▶ AIM OF THE TASK
The data must be written out once more, precisely as given.
— Start ENTRIES SHOWN —
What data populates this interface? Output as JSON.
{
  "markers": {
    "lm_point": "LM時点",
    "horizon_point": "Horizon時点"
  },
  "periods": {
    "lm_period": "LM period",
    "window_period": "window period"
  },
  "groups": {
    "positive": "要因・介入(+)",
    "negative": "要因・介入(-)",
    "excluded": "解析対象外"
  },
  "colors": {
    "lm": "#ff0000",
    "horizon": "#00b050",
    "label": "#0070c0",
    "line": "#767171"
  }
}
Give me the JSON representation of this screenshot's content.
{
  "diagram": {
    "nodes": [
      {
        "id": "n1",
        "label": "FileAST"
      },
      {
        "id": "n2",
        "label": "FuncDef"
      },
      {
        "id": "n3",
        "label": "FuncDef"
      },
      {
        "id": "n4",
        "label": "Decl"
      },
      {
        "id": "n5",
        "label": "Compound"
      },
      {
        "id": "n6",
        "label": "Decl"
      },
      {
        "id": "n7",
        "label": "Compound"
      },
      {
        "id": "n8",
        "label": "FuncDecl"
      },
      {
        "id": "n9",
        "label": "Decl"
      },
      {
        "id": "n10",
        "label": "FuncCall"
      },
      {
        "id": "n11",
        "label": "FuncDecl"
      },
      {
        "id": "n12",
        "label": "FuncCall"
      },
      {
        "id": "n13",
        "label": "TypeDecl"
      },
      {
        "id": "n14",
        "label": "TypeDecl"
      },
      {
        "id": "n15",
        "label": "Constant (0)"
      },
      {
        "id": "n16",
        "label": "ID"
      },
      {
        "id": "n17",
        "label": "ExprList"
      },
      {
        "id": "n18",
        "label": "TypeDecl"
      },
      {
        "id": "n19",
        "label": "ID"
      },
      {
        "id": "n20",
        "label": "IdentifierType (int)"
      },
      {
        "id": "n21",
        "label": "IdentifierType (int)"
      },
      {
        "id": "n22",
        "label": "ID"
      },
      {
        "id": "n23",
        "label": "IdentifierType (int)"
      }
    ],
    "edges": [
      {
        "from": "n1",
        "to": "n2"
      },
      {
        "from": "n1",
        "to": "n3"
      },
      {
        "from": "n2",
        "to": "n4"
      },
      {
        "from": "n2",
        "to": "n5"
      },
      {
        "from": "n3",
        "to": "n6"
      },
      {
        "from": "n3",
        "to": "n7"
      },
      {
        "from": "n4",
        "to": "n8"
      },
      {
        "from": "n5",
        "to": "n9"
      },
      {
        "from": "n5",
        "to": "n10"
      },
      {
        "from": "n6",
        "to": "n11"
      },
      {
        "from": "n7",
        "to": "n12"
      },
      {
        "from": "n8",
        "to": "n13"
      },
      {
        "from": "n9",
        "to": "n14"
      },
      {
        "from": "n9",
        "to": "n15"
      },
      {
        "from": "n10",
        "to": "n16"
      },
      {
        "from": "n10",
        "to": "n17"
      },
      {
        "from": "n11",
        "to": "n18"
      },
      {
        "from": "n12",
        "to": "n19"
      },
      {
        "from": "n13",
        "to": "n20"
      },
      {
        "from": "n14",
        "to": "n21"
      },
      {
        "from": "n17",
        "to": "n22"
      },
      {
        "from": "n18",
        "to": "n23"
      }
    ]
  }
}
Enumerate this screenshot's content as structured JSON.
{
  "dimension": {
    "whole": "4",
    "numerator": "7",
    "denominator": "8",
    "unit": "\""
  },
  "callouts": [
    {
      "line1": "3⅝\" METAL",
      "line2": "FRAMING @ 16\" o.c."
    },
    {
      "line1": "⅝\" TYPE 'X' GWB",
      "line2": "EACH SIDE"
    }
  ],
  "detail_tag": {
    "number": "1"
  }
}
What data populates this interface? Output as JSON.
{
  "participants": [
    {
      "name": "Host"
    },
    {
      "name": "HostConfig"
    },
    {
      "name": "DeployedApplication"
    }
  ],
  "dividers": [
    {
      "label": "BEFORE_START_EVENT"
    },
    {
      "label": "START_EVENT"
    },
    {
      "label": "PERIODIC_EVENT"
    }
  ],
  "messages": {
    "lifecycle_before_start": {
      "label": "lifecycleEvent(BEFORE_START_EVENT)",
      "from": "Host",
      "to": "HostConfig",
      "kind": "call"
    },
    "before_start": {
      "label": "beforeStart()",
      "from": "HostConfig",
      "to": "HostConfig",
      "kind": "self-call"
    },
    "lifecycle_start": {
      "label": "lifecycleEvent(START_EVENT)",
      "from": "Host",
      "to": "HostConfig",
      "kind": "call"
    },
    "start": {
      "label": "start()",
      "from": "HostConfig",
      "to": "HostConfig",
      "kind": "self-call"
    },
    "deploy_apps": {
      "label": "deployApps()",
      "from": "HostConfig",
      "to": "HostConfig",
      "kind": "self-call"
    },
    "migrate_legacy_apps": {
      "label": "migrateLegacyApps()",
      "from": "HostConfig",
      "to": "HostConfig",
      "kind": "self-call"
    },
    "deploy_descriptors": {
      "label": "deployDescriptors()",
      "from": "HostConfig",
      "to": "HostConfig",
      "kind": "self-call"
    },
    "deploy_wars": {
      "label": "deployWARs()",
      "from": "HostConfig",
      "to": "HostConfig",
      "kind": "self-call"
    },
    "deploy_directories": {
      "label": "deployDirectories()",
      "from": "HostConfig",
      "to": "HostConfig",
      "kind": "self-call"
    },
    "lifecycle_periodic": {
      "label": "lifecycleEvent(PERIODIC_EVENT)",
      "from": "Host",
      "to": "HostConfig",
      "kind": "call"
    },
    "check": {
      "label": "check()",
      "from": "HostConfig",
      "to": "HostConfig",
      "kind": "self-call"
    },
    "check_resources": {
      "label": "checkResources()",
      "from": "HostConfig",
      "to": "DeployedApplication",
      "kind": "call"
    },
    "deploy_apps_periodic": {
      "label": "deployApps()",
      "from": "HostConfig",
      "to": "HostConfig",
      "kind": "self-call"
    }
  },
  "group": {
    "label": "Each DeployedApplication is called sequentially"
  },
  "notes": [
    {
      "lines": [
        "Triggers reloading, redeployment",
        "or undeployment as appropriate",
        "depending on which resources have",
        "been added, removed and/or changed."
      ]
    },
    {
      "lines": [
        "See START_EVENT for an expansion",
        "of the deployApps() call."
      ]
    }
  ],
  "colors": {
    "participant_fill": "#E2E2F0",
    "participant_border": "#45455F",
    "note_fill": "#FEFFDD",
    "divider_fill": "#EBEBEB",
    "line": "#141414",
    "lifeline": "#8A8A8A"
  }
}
— End ENTRIES SHOWN —
▶ RESULT BELOW
What data populates this interface? Output as JSON.
{
  "markers": {
    "lm_point": "LM時点",
    "horizon_point": "Horizon時点"
  },
  "periods": {
    "lm_period": "LM period",
    "window_period": "window period"
  },
  "groups": {
    "positive": "要因・介入(+)",
    "negative": "要因・介入(-)",
    "excluded": "解析対象外"
  },
  "colors": {
    "lm": "#ff0000",
    "horizon": "#00b050",
    "label": "#0070c0",
    "line": "#767171"
  }
}
Give me the JSON representation of this screenshot's content.
{
  "diagram": {
    "nodes": [
      {
        "id": "n1",
        "label": "FileAST"
      },
      {
        "id": "n2",
        "label": "FuncDef"
      },
      {
        "id": "n3",
        "label": "FuncDef"
      },
      {
        "id": "n4",
        "label": "Decl"
      },
      {
        "id": "n5",
        "label": "Compound"
      },
      {
        "id": "n6",
        "label": "Decl"
      },
      {
        "id": "n7",
        "label": "Compound"
      },
      {
        "id": "n8",
        "label": "FuncDecl"
      },
      {
        "id": "n9",
        "label": "Decl"
      },
      {
        "id": "n10",
        "label": "FuncCall"
      },
      {
        "id": "n11",
        "label": "FuncDecl"
      },
      {
        "id": "n12",
        "label": "FuncCall"
      },
      {
        "id": "n13",
        "label": "TypeDecl"
      },
      {
        "id": "n14",
        "label": "TypeDecl"
      },
      {
        "id": "n15",
        "label": "Constant (0)"
      },
      {
        "id": "n16",
        "label": "ID"
      },
      {
        "id": "n17",
        "label": "ExprList"
      },
      {
        "id": "n18",
        "label": "TypeDecl"
      },
      {
        "id": "n19",
        "label": "ID"
      },
      {
        "id": "n20",
        "label": "IdentifierType (int)"
      },
      {
        "id": "n21",
        "label": "IdentifierType (int)"
      },
      {
        "id": "n22",
        "label": "ID"
      },
      {
        "id": "n23",
        "label": "IdentifierType (int)"
      }
    ],
    "edges": [
      {
        "from": "n1",
        "to": "n2"
      },
      {
        "from": "n1",
        "to": "n3"
      },
      {
        "from": "n2",
        "to": "n4"
      },
      {
        "from": "n2",
        "to": "n5"
      },
      {
        "from": "n3",
        "to": "n6"
      },
      {
        "from": "n3",
        "to": "n7"
      },
      {
        "from": "n4",
        "to": "n8"
      },
      {
        "from": "n5",
        "to": "n9"
      },
      {
        "from": "n5",
        "to": "n10"
      },
      {
        "from": "n6",
        "to": "n11"
      },
      {
        "from": "n7",
        "to": "n12"
      },
      {
        "from": "n8",
        "to": "n13"
      },
      {
        "from": "n9",
        "to": "n14"
      },
      {
        "from": "n9",
        "to": "n15"
      },
      {
        "from": "n10",
        "to": "n16"
      },
      {
        "from": "n10",
        "to": "n17"
      },
      {
        "from": "n11",
        "to": "n18"
      },
      {
        "from": "n12",
        "to": "n19"
      },
      {
        "from": "n13",
        "to": "n20"
      },
      {
        "from": "n14",
        "to": "n21"
      },
      {
        "from": "n17",
        "to": "n22"
      },
      {
        "from": "n18",
        "to": "n23"
      }
    ]
  }
}
Enumerate this screenshot's content as structured JSON.
{
  "dimension": {
    "whole": "4",
    "numerator": "7",
    "denominator": "8",
    "unit": "\""
  },
  "callouts": [
    {
      "line1": "3⅝\" METAL",
      "line2": "FRAMING @ 16\" o.c."
    },
    {
      "line1": "⅝\" TYPE 'X' GWB",
      "line2": "EACH SIDE"
    }
  ],
  "detail_tag": {
    "number": "1"
  }
}
What data populates this interface? Output as JSON.
{
  "participants": [
    {
      "name": "Host"
    },
    {
      "name": "HostConfig"
    },
    {
      "name": "DeployedApplication"
    }
  ],
  "dividers": [
    {
      "label": "BEFORE_START_EVENT"
    },
    {
      "label": "START_EVENT"
    },
    {
      "label": "PERIODIC_EVENT"
    }
  ],
  "messages": {
    "lifecycle_before_start": {
      "label": "lifecycleEvent(BEFORE_START_EVENT)",
      "from": "Host",
      "to": "HostConfig",
      "kind": "call"
    },
    "before_start": {
      "label": "beforeStart()",
      "from": "HostConfig",
      "to": "HostConfig",
      "kind": "self-call"
    },
    "lifecycle_start": {
      "label": "lifecycleEvent(START_EVENT)",
      "from": "Host",
      "to": "HostConfig",
      "kind": "call"
    },
    "start": {
      "label": "start()",
      "from": "HostConfig",
      "to": "HostConfig",
      "kind": "self-call"
    },
    "deploy_apps": {
      "label": "deployApps()",
      "from": "HostConfig",
      "to": "HostConfig",
      "kind": "self-call"
    },
    "migrate_legacy_apps": {
      "label": "migrateLegacyApps()",
      "from": "HostConfig",
      "to": "HostConfig",
      "kind": "self-call"
    },
    "deploy_descriptors": {
      "label": "deployDescriptors()",
      "from": "HostConfig",
      "to": "HostConfig",
      "kind": "self-call"
    },
    "deploy_wars": {
      "label": "deployWARs()",
      "from": "HostConfig",
      "to": "HostConfig",
      "kind": "self-call"
    },
    "deploy_directories": {
      "label": "deployDirectories()",
      "from": "HostConfig",
      "to": "HostConfig",
      "kind": "self-call"
    },
    "lifecycle_periodic": {
      "label": "lifecycleEvent(PERIODIC_EVENT)",
      "from": "Host",
      "to": "HostConfig",
      "kind": "call"
    },
    "check": {
      "label": "check()",
      "from": "HostConfig",
      "to": "HostConfig",
      "kind": "self-call"
    },
    "check_resources": {
      "label": "checkResources()",
      "from": "HostConfig",
      "to": "DeployedApplication",
      "kind": "call"
    },
    "deploy_apps_periodic": {
      "label": "deployApps()",
      "from": "HostConfig",
      "to": "HostConfig",
      "kind": "self-call"
    }
  },
  "group": {
    "label": "Each DeployedApplication is called sequentially"
  },
  "notes": [
    {
      "lines": [
        "Triggers reloading, redeployment",
        "or undeployment as appropriate",
        "depending on which resources have",
        "been added, removed and/or changed."
      ]
    },
    {
      "lines": [
        "See START_EVENT for an expansion",
        "of the deployApps() call."
      ]
    }
  ],
  "colors": {
    "participant_fill": "#E2E2F0",
    "participant_border": "#45455F",
    "note_fill": "#FEFFDD",
    "divider_fill": "#EBEBEB",
    "line": "#141414",
    "lifeline": "#8A8A8A"
  }
}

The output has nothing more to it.